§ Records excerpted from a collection

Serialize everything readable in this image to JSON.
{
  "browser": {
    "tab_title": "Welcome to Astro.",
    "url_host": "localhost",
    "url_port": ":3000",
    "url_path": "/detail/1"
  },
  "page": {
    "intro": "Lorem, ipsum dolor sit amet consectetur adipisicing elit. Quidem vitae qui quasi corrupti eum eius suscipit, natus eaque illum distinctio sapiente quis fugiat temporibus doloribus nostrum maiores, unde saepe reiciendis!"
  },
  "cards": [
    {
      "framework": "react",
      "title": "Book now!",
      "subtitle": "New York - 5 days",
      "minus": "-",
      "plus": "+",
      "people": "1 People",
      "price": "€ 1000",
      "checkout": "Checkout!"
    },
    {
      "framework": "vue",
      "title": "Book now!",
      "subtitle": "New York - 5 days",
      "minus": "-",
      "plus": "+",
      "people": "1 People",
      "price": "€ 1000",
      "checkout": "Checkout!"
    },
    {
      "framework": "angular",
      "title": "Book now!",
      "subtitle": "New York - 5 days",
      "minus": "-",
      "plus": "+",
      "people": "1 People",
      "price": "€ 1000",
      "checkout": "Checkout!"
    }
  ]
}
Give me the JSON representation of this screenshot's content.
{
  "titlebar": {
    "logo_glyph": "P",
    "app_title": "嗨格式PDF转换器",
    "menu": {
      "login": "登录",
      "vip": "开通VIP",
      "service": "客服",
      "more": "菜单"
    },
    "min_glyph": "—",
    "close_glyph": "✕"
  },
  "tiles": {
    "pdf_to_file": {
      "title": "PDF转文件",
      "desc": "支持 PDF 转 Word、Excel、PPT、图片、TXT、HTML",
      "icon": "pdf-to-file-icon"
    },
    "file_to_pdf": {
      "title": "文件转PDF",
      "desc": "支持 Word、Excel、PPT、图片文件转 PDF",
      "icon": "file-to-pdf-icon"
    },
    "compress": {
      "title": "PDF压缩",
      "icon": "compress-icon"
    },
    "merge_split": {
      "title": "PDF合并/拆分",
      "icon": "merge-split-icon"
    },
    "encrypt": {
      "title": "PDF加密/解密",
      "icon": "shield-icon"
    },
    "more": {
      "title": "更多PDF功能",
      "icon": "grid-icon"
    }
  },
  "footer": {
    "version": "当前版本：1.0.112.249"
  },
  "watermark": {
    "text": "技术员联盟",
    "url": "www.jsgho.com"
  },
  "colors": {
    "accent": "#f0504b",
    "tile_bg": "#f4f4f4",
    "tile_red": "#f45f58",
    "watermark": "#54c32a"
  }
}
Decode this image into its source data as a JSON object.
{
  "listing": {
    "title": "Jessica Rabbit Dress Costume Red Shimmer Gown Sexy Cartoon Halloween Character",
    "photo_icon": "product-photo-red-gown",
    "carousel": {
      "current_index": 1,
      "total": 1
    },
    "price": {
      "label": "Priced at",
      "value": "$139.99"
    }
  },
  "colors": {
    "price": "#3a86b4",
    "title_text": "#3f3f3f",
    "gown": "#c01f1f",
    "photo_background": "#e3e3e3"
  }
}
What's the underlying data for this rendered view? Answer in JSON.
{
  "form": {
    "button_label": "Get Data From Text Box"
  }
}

§ Exercise instructions
Display every line of the listing that contains the string "desc".

§ Output
      "desc": "支持 PDF 转 Word、Excel、PPT、图片、TXT、HTML",
      "desc": "支持 Word、Excel、PPT、图片文件转 PDF",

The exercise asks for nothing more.